Transcribe the material below line for line without changing any character. Leave the pictures out.

____ GIVEN INFORMATION

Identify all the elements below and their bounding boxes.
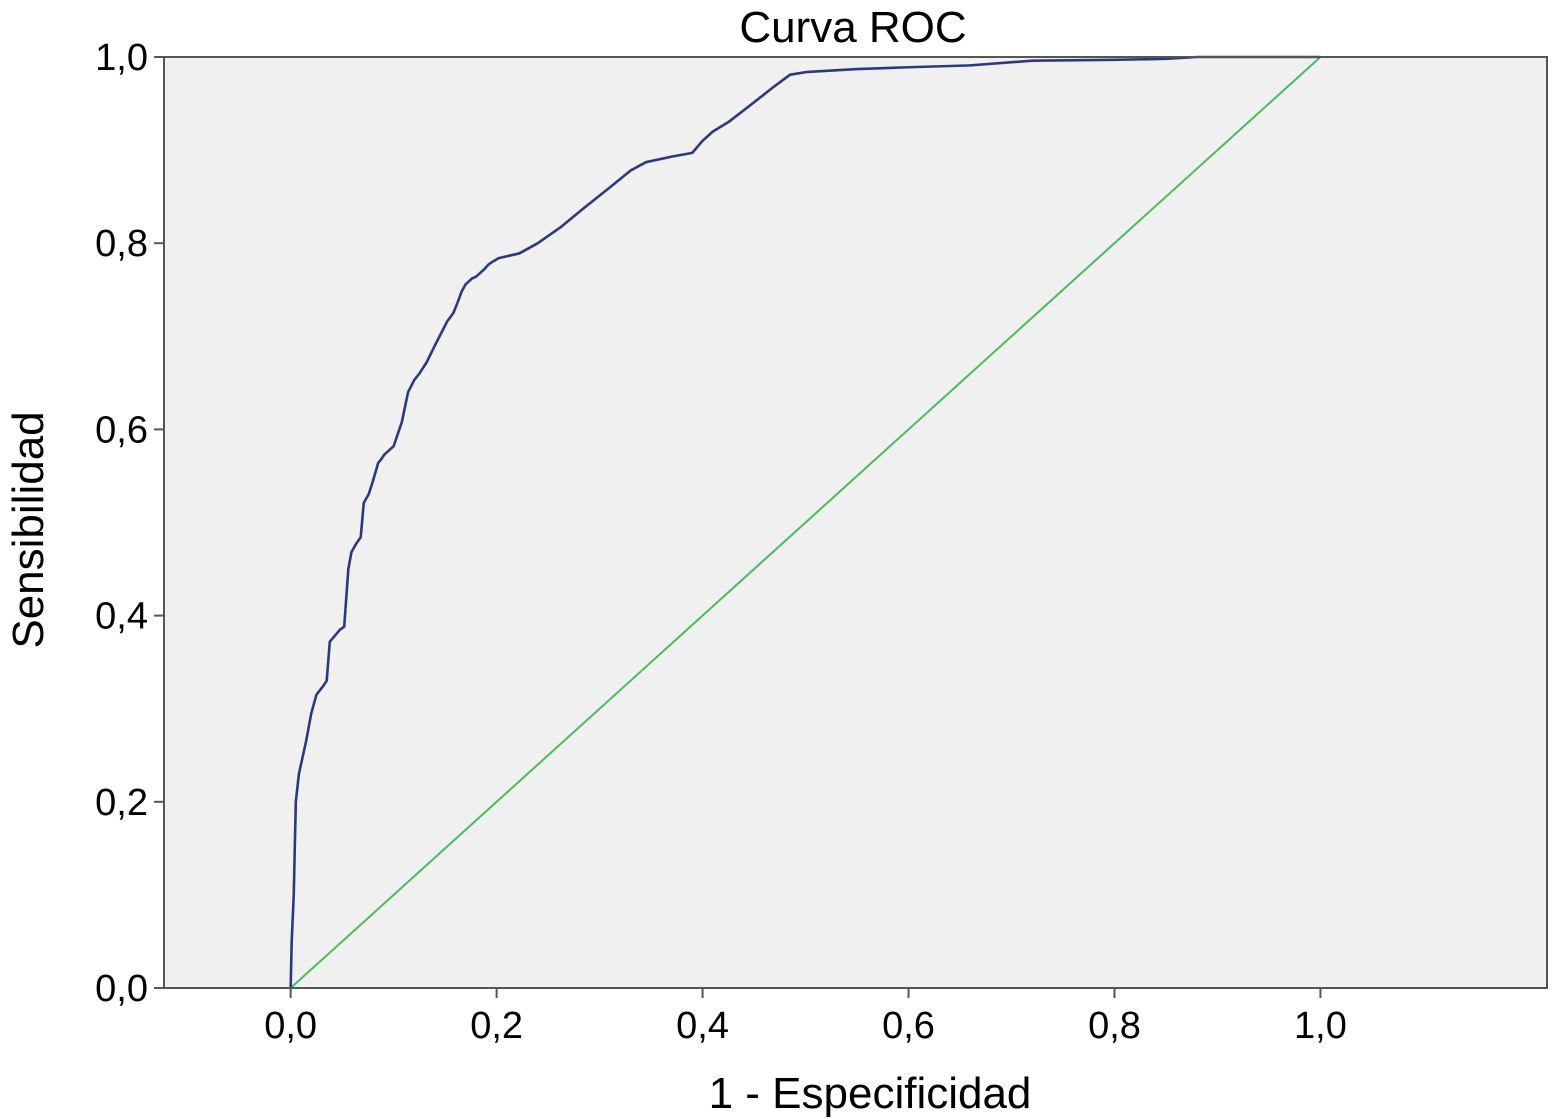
- y-axis-label: Sensibilidad: [4, 411, 53, 648]
- x-axis: 0,0 0,2 0,4 0,6 0,8 1,0: [264, 988, 1347, 1047]
- y-tick-label: 1,0: [95, 37, 148, 79]
- chart-title: Curva ROC: [739, 3, 966, 52]
- x-tick-label: 1,0: [1294, 1005, 1347, 1047]
- y-tick-label: 0,0: [95, 968, 148, 1010]
- plot-area-background: [164, 57, 1547, 988]
- x-tick-label: 0,2: [470, 1005, 523, 1047]
- x-axis-label: 1 - Especificidad: [709, 1069, 1032, 1118]
- x-tick-label: 0,6: [882, 1005, 935, 1047]
- y-tick-label: 0,4: [95, 596, 148, 638]
- reference-diagonal-line: [289, 56, 1322, 989]
- roc-curve-line: [289, 55, 1321, 989]
- y-tick-label: 0,6: [95, 409, 148, 451]
- y-tick-label: 0,2: [95, 782, 148, 824]
- plot-frame: [163, 56, 1548, 989]
- y-axis: 0,0 0,2 0,4 0,6 0,8 1,0: [95, 37, 164, 1010]
- y-tick-label: 0,8: [95, 223, 148, 265]
- x-tick-label: 0,4: [676, 1005, 729, 1047]
- series-group: [289, 55, 1322, 989]
- x-tick-label: 0,0: [264, 1005, 317, 1047]
- x-tick-label: 0,8: [1088, 1005, 1141, 1047]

________

**RESPONSE TO THIS TASK**
Identify all the elements below and their bounding boxes.
- y-axis-label: Sensibilidad: [4, 411, 53, 648]
- x-axis: 0,0 0,2 0,4 0,6 0,8 1,0: [264, 988, 1347, 1047]
- y-tick-label: 1,0: [95, 37, 148, 79]
- chart-title: Curva ROC: [739, 3, 966, 52]
- x-tick-label: 1,0: [1294, 1005, 1347, 1047]
- y-tick-label: 0,0: [95, 968, 148, 1010]
- plot-area-background: [164, 57, 1547, 988]
- x-tick-label: 0,2: [470, 1005, 523, 1047]
- x-axis-label: 1 - Especificidad: [709, 1069, 1032, 1118]
- x-tick-label: 0,6: [882, 1005, 935, 1047]
- y-tick-label: 0,4: [95, 596, 148, 638]
- reference-diagonal-line: [289, 56, 1322, 989]
- roc-curve-line: [289, 55, 1321, 989]
- y-tick-label: 0,6: [95, 409, 148, 451]
- y-tick-label: 0,2: [95, 782, 148, 824]
- plot-frame: [163, 56, 1548, 989]
- y-axis: 0,0 0,2 0,4 0,6 0,8 1,0: [95, 37, 164, 1010]
- y-tick-label: 0,8: [95, 223, 148, 265]
- x-tick-label: 0,4: [676, 1005, 729, 1047]
- series-group: [289, 55, 1322, 989]
- x-tick-label: 0,0: [264, 1005, 317, 1047]
- x-tick-label: 0,8: [1088, 1005, 1141, 1047]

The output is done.